DIRECTION ::
Return all lines from the listing below in which the string "refundable" occurs.
** begin EXCERPTED RECORDS **
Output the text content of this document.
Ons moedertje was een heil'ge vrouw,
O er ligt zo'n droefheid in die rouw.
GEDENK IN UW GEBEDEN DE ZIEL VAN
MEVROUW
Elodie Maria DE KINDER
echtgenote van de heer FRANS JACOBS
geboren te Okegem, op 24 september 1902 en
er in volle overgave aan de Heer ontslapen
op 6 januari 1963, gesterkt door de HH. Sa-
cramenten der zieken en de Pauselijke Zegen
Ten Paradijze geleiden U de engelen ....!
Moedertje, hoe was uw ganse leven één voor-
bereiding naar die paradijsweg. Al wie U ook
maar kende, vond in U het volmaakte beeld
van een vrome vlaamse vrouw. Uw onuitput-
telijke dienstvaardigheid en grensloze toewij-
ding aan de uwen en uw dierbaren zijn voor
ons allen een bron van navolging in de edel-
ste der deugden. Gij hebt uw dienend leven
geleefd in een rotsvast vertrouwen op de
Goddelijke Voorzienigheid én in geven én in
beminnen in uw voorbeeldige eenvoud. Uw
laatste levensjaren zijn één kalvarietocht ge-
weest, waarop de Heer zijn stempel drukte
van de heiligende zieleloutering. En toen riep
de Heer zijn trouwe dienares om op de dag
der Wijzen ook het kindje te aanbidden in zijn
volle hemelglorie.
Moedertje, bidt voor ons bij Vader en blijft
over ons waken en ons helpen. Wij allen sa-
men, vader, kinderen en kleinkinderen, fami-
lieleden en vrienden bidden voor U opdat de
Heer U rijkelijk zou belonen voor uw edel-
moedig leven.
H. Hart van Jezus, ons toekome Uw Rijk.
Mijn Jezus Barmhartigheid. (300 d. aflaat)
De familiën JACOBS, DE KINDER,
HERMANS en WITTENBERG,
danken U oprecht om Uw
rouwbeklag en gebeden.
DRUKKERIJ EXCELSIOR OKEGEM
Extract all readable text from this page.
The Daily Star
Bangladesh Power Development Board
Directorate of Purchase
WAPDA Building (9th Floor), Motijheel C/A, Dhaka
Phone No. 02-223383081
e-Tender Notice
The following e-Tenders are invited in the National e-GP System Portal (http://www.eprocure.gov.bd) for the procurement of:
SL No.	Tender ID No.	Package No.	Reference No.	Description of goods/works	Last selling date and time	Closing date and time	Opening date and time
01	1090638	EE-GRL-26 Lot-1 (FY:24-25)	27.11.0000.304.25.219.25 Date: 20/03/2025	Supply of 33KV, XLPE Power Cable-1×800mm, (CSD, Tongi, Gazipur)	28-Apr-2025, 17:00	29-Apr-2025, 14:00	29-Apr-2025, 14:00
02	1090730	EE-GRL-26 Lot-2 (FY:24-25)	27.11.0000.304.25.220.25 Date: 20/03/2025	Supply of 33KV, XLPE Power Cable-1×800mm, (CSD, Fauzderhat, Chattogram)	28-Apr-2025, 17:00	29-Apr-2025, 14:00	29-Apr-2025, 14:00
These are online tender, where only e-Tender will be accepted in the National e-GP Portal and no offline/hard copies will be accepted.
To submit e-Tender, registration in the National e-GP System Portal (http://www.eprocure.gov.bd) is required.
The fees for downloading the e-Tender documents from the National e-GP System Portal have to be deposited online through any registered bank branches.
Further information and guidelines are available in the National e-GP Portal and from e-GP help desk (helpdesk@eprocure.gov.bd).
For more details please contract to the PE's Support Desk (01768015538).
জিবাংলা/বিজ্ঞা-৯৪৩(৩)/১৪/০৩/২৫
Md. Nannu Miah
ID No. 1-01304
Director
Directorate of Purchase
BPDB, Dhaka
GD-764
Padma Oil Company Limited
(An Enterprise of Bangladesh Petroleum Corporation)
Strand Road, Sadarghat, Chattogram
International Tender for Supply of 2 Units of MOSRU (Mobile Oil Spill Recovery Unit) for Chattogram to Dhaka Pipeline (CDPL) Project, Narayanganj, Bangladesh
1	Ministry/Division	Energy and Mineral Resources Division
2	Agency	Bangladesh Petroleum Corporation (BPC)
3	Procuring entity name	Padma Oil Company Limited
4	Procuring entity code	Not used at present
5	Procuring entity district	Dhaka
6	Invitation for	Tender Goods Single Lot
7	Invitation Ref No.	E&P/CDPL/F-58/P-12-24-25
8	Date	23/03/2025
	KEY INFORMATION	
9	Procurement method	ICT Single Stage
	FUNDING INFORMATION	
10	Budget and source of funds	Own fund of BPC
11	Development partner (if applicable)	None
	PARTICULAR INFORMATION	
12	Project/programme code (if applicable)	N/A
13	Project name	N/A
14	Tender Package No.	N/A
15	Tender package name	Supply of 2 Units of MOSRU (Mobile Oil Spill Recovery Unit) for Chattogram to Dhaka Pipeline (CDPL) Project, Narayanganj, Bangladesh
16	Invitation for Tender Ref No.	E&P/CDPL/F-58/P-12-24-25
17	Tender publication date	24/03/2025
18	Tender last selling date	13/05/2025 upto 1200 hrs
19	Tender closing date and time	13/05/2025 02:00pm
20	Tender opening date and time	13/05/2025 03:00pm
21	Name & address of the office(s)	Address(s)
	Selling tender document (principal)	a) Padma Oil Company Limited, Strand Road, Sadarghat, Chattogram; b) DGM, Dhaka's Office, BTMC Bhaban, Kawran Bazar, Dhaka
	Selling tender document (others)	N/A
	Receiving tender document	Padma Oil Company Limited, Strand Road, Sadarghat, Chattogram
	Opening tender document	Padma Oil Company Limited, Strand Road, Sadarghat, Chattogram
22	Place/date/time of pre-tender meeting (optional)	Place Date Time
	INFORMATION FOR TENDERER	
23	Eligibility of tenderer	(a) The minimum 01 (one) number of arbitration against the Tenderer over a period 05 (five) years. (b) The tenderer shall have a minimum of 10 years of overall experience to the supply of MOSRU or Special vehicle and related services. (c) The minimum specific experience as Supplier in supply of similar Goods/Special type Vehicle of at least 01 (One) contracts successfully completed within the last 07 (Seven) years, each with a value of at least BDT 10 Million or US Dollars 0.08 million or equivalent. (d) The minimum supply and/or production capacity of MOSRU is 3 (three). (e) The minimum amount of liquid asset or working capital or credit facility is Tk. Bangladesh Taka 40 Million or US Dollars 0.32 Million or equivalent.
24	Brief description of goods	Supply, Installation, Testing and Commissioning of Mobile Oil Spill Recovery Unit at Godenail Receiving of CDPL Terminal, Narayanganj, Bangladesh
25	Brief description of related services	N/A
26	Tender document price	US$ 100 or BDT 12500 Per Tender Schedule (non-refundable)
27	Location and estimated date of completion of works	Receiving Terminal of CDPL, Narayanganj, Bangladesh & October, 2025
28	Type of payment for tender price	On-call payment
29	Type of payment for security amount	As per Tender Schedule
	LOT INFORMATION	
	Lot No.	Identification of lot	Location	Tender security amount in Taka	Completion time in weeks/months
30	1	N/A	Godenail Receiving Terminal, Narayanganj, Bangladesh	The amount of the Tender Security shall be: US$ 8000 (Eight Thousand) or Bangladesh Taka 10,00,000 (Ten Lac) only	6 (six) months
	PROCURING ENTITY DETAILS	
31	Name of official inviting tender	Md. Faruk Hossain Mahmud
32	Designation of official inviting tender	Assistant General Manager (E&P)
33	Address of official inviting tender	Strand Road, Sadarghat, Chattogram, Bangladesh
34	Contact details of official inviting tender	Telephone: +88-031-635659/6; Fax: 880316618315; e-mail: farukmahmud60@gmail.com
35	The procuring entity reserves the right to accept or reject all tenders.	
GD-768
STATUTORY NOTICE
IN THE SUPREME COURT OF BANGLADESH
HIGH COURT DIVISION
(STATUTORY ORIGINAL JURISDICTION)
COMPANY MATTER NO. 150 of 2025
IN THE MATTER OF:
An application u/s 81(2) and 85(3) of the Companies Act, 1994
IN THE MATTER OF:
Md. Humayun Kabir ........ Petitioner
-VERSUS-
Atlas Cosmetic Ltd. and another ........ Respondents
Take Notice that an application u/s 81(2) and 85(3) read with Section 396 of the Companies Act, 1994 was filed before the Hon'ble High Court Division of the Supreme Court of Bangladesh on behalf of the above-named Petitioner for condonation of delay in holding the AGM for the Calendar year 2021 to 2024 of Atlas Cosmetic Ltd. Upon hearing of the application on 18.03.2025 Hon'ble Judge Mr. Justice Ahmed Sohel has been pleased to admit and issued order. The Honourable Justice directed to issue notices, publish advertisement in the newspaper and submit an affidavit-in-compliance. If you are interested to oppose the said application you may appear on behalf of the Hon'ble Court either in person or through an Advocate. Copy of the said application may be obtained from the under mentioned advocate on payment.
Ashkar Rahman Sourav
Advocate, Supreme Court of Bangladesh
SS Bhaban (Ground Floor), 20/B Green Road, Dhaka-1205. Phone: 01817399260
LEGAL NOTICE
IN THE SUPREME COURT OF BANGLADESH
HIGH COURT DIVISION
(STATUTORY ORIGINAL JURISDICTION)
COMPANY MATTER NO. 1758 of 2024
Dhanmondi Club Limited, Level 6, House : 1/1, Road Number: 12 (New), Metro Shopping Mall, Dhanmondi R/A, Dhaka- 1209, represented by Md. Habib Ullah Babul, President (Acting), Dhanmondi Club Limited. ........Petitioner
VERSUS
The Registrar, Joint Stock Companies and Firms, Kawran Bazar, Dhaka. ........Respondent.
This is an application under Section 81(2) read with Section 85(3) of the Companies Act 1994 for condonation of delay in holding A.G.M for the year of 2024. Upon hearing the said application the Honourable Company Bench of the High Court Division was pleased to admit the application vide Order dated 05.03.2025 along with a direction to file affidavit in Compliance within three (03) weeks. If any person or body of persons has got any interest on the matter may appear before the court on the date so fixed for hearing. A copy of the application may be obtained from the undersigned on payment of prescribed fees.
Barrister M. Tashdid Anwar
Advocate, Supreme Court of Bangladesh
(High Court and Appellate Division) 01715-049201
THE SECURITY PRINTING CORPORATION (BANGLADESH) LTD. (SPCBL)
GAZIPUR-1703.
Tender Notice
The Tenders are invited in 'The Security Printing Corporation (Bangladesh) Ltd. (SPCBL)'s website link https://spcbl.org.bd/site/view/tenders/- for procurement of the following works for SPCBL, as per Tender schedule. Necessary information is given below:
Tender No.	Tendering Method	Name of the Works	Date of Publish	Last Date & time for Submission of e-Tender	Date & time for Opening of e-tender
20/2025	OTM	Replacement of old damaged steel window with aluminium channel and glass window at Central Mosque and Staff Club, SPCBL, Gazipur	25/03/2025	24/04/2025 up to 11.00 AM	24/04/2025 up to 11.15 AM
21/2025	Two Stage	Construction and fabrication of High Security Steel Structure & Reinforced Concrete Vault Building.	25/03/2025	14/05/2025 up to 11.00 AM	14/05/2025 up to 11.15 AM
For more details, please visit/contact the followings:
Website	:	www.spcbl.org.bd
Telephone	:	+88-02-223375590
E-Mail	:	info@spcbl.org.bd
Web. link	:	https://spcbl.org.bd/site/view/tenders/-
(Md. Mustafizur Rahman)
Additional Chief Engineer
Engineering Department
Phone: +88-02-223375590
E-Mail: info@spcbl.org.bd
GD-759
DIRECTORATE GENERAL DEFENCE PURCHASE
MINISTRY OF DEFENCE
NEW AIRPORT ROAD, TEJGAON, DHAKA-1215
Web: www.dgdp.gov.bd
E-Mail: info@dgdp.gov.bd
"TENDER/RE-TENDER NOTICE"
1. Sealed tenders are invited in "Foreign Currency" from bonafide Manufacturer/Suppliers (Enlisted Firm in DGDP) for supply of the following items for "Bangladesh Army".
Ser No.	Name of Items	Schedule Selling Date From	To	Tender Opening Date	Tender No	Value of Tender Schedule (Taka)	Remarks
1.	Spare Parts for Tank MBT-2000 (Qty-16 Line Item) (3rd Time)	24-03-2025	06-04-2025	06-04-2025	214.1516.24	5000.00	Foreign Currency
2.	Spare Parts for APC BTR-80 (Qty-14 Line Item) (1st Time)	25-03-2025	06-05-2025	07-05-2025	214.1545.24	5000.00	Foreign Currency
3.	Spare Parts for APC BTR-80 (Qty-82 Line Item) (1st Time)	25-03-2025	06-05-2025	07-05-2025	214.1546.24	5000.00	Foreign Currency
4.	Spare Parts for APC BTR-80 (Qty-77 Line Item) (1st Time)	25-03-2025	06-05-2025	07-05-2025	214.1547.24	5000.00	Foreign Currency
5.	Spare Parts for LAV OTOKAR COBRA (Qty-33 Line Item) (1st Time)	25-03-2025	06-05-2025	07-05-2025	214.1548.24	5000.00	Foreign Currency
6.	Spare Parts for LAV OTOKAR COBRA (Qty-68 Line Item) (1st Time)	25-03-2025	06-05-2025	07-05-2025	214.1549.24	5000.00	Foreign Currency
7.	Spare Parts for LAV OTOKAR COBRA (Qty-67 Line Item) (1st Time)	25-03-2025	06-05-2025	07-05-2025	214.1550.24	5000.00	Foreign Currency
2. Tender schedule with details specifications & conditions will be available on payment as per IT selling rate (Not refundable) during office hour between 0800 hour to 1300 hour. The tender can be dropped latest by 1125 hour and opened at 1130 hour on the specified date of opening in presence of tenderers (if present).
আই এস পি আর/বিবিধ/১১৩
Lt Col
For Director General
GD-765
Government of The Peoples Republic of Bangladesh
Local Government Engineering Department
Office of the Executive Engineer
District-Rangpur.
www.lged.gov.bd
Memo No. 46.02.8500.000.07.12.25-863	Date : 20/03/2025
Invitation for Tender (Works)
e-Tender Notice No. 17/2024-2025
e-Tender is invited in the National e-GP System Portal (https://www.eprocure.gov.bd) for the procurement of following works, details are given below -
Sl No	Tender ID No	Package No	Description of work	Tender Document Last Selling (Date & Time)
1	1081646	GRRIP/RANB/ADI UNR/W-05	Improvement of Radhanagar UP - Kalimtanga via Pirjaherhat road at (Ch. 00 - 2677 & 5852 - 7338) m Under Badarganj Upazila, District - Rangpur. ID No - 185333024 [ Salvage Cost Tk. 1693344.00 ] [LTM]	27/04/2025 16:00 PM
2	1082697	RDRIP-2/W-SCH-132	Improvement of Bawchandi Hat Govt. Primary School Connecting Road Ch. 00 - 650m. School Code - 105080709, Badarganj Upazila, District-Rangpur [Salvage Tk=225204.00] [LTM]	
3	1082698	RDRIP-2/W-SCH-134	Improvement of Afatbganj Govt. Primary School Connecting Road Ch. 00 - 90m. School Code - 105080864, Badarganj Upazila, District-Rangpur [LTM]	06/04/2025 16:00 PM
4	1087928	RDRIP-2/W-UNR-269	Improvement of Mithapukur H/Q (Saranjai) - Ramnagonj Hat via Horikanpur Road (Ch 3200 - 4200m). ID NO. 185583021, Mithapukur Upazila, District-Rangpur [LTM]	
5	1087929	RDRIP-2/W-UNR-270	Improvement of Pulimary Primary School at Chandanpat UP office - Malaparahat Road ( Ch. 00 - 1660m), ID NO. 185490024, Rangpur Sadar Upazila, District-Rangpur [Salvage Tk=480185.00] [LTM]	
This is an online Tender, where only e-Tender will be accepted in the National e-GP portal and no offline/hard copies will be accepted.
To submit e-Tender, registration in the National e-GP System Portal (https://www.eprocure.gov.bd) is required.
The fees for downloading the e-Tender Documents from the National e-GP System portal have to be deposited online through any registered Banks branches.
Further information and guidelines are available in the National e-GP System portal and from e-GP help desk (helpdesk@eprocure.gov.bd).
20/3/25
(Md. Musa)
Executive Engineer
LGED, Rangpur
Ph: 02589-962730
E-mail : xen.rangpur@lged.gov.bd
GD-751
** end EXCERPTED RECORDS **
SOLUTION TO THIS PROBLEM ::
26	Tender document price	US$ 100 or BDT 12500 Per Tender Schedule (non-refundable)
2. Tender schedule with details specifications & conditions will be available on payment as per IT selling rate (Not refundable) during office hour between 0800 hour to 1300 hour. The tender can be dropped latest by 1125 hour and opened at 1130 hour on the specified date of opening in presence of tenderers (if present).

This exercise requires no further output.